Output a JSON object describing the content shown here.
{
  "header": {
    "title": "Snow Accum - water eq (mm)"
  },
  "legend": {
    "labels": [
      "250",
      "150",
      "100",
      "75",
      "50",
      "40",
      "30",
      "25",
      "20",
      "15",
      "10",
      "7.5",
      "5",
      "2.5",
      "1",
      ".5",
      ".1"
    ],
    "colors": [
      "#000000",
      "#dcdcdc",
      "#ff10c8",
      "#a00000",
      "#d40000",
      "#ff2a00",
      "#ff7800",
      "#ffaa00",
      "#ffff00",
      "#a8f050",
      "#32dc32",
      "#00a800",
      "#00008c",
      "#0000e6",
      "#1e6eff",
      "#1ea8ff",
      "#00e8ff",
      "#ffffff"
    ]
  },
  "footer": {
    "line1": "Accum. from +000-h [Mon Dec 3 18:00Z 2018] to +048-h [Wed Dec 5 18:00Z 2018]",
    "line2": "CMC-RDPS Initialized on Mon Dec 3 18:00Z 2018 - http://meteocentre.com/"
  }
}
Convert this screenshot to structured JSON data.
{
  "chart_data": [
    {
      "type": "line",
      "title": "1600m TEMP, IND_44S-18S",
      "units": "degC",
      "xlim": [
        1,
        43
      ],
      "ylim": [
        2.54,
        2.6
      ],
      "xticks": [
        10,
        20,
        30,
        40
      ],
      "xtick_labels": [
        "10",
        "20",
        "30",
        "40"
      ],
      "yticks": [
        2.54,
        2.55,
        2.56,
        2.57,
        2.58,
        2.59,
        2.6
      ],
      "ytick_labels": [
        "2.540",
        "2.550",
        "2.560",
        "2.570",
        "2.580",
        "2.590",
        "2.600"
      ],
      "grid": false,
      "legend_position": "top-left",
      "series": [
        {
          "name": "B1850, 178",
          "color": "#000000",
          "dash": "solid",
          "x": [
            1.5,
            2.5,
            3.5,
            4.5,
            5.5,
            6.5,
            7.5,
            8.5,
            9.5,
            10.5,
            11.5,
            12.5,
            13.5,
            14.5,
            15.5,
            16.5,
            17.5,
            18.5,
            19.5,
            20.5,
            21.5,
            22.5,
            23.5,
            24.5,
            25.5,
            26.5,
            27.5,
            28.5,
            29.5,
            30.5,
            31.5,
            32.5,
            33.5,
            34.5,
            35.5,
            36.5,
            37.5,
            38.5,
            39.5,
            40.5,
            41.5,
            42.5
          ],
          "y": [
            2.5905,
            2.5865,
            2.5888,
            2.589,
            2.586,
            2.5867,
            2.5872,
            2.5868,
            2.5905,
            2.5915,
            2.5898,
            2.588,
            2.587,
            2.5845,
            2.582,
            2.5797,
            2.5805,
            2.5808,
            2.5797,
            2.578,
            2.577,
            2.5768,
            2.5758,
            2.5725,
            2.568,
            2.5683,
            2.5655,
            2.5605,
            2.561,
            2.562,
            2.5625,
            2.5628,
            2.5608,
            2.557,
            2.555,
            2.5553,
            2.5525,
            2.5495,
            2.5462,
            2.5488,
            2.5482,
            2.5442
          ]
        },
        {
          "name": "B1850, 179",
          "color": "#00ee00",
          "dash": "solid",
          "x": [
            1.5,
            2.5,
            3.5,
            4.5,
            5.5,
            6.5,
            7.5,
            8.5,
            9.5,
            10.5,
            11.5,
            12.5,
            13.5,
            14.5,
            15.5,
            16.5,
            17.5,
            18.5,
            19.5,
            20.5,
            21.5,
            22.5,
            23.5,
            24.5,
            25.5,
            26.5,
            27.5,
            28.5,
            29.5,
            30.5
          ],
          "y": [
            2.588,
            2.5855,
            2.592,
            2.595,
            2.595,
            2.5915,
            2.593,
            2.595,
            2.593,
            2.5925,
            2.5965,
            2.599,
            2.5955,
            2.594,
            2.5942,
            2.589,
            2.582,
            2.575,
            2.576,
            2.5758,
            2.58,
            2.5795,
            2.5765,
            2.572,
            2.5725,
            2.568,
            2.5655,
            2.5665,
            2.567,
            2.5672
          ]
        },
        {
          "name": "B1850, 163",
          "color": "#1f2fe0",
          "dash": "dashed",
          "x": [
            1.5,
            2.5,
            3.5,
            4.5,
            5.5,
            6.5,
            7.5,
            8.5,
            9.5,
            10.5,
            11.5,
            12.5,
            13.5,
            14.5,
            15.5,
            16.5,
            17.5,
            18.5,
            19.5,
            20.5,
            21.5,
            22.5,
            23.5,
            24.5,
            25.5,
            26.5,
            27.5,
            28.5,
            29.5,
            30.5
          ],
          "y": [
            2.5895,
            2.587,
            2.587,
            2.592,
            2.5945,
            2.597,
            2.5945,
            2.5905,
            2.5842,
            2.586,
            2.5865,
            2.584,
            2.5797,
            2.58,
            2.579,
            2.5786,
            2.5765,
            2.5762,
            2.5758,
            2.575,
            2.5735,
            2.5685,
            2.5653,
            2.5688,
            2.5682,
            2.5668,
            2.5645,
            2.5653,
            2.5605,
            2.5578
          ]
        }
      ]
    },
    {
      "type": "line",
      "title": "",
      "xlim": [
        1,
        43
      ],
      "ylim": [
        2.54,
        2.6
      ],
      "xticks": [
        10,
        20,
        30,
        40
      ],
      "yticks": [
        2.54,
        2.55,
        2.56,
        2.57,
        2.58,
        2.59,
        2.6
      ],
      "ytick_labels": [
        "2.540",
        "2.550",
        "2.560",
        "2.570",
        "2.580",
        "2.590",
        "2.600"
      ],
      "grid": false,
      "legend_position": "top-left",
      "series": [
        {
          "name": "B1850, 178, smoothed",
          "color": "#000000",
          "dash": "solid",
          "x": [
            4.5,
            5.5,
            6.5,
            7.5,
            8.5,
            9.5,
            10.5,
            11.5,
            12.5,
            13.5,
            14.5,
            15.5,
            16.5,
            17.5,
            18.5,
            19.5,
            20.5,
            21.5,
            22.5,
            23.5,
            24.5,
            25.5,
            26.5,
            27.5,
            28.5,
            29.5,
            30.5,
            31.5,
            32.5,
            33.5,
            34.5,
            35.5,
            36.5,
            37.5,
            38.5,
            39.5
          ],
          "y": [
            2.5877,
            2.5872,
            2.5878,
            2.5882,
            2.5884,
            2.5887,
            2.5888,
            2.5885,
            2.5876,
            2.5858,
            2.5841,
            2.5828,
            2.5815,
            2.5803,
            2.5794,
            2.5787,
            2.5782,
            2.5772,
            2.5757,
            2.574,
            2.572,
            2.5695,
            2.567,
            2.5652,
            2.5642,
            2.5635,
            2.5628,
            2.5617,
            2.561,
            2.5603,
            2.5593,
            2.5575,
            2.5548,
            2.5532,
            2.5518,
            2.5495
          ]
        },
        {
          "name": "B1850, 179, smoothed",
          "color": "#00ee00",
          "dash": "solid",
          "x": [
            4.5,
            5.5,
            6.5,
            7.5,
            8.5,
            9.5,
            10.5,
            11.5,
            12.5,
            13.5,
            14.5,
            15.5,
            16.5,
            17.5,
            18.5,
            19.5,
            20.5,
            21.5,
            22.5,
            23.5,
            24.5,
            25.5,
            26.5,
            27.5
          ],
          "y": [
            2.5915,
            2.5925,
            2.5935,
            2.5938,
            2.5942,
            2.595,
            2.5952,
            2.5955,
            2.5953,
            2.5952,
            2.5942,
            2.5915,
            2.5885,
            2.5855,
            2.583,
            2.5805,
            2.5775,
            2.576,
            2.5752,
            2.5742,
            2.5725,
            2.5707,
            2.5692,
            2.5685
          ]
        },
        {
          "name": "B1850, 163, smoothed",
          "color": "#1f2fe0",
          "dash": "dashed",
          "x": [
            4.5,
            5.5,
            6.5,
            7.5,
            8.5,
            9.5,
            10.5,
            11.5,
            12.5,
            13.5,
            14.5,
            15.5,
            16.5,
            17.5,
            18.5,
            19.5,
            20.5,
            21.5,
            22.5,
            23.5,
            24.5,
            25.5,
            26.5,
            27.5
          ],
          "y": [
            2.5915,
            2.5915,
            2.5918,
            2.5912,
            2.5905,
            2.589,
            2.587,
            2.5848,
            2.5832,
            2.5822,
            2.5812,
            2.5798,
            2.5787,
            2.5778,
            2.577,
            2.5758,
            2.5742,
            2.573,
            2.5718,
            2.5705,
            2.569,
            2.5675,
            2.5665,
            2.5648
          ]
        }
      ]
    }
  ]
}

- GIVEN INSTRUCTION -
Report how many lines of the data hold the string "smoothed"; give only the number.

- CORRECT OUTPUT -
3